■ **Exercise**
The entries below are to be transcribed in full, without their images.
***** Material provided
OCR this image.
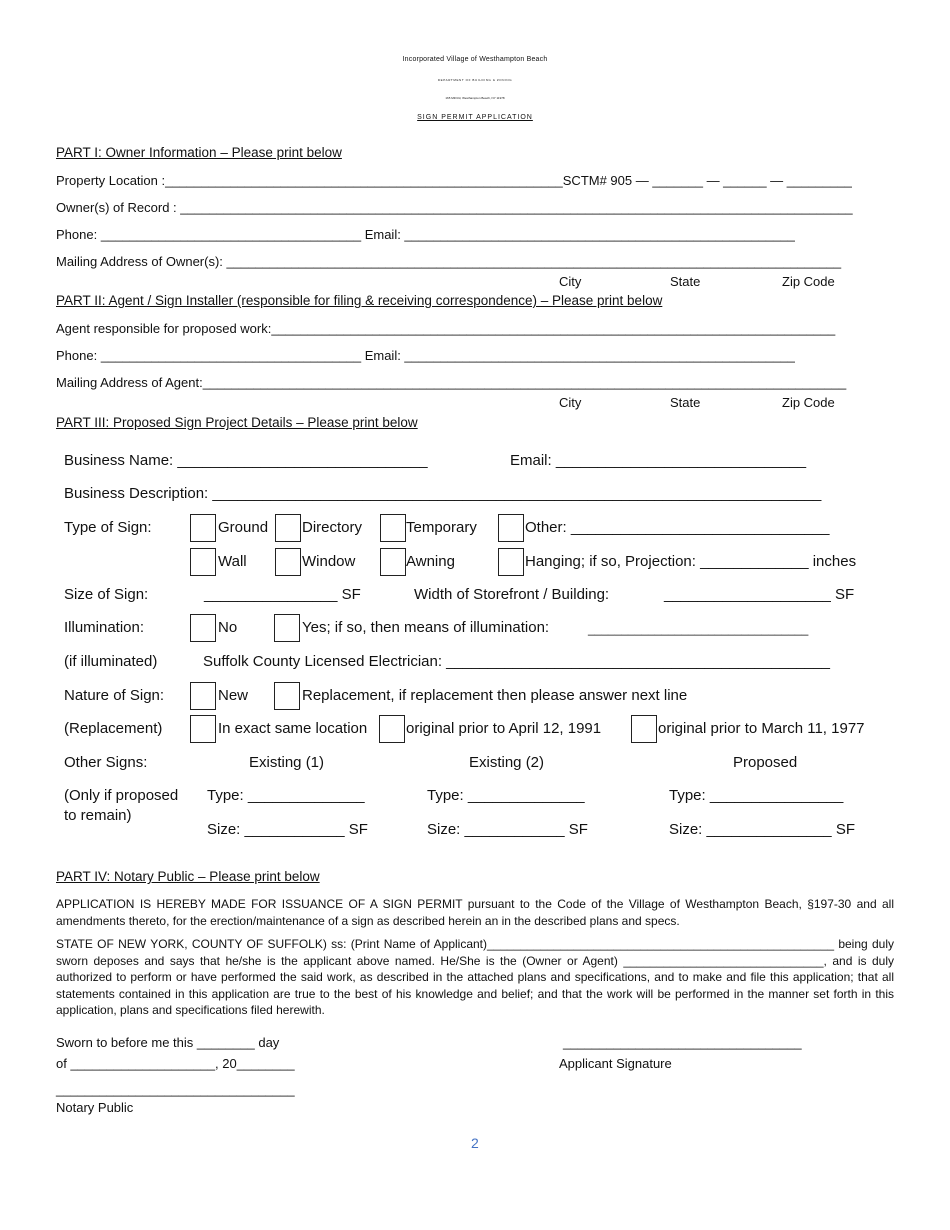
Incorporated Village of Westhampton Beach
DEPARTMENT OF BUILDING & ZONING
165 Mill Rd, Westhampton Beach, NY 11978
SIGN PERMIT APPLICATION
PART I: Owner Information – Please print below
Property Location :_______________________________________________________SCTM# 905 — _______ — ______ — _________
Owner(s) of Record : _____________________________________________________________________________________________
Phone: ____________________________________ Email: ______________________________________________________
Mailing Address of Owner(s): _____________________________________________________________________________________
City	State	Zip Code
PART II: Agent / Sign Installer (responsible for filing & receiving correspondence) – Please print below
Agent responsible for proposed work:______________________________________________________________________________
Phone: ____________________________________ Email: ______________________________________________________
Mailing Address of Agent:_________________________________________________________________________________________
City	State	Zip Code
PART III: Proposed Sign Project Details – Please print below
Business Name: ______________________________	Email: ______________________________
Business Description: _________________________________________________________________________
Type of Sign:	Ground Directory	Temporary	Other: _______________________________
Wall	Window	Awning	Hanging; if so, Projection: _____________ inches
Size of Sign:	________________ SF	Width of Storefront / Building:	____________________ SF
Illumination:	No	Yes; if so, then means of illumination:	_________________________________
(if illuminated)	Suffolk County Licensed Electrician: ______________________________________________
Nature of Sign:	New	Replacement, if replacement then please answer next line
(Replacement)	In exact same location	original prior to April 12, 1991	original prior to March 11, 1977
Other Signs:	Existing (1)	Existing (2)	Proposed
(Only if proposed
to remain)
Type: ______________	Type: ______________	Type: ________________
Size: ____________ SF	Size: ____________ SF	Size: _______________ SF
PART IV: Notary Public – Please print below
APPLICATION IS HEREBY MADE FOR ISSUANCE OF A SIGN PERMIT pursuant to the Code of the Village of Westhampton Beach, §197-30 and all amendments thereto, for the erection/maintenance of a sign as described herein an in the described plans and specs.
STATE OF NEW YORK, COUNTY OF SUFFOLK) ss: (Print Name of Applicant)____________________________________________________ being duly sworn deposes and says that he/she is the applicant above named. He/She is the (Owner or Agent) ______________________________, and is duly authorized to perform or have performed the said work, as described in the attached plans and specifications, and to make and file this application; that all statements contained in this application are true to the best of his knowledge and belief; and that the work will be performed in the manner set forth in this application, plans and specifications filed herewith.
Sworn to before me this ________ day
of ____________________, 20________
_________________________________
Applicant Signature
_________________________________
Notary Public
2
**********
■ **Completed task**
OCR this image.
Incorporated Village of Westhampton Beach
DEPARTMENT OF BUILDING & ZONING
165 Mill Rd, Westhampton Beach, NY 11978
SIGN PERMIT APPLICATION
PART I: Owner Information – Please print below
Property Location :_______________________________________________________SCTM# 905 — _______ — ______ — _________
Owner(s) of Record : _____________________________________________________________________________________________
Phone: ____________________________________ Email: ______________________________________________________
Mailing Address of Owner(s): _____________________________________________________________________________________
City	State	Zip Code
PART II: Agent / Sign Installer (responsible for filing & receiving correspondence) – Please print below
Agent responsible for proposed work:______________________________________________________________________________
Phone: ____________________________________ Email: ______________________________________________________
Mailing Address of Agent:_________________________________________________________________________________________
City	State	Zip Code
PART III: Proposed Sign Project Details – Please print below
Business Name: ______________________________	Email: ______________________________
Business Description: _________________________________________________________________________
Type of Sign:	Ground Directory	Temporary	Other: _______________________________
Wall	Window	Awning	Hanging; if so, Projection: _____________ inches
Size of Sign:	________________ SF	Width of Storefront / Building:	____________________ SF
Illumination:	No	Yes; if so, then means of illumination:	_________________________________
(if illuminated)	Suffolk County Licensed Electrician: ______________________________________________
Nature of Sign:	New	Replacement, if replacement then please answer next line
(Replacement)	In exact same location	original prior to April 12, 1991	original prior to March 11, 1977
Other Signs:	Existing (1)	Existing (2)	Proposed
(Only if proposed
to remain)
Type: ______________	Type: ______________	Type: ________________
Size: ____________ SF	Size: ____________ SF	Size: _______________ SF
PART IV: Notary Public – Please print below
APPLICATION IS HEREBY MADE FOR ISSUANCE OF A SIGN PERMIT pursuant to the Code of the Village of Westhampton Beach, §197-30 and all amendments thereto, for the erection/maintenance of a sign as described herein an in the described plans and specs.
STATE OF NEW YORK, COUNTY OF SUFFOLK) ss: (Print Name of Applicant)____________________________________________________ being duly sworn deposes and says that he/she is the applicant above named. He/She is the (Owner or Agent) ______________________________, and is duly authorized to perform or have performed the said work, as described in the attached plans and specifications, and to make and file this application; that all statements contained in this application are true to the best of his knowledge and belief; and that the work will be performed in the manner set forth in this application, plans and specifications filed herewith.
Sworn to before me this ________ day
of ____________________, 20________
_________________________________
Applicant Signature
_________________________________
Notary Public
2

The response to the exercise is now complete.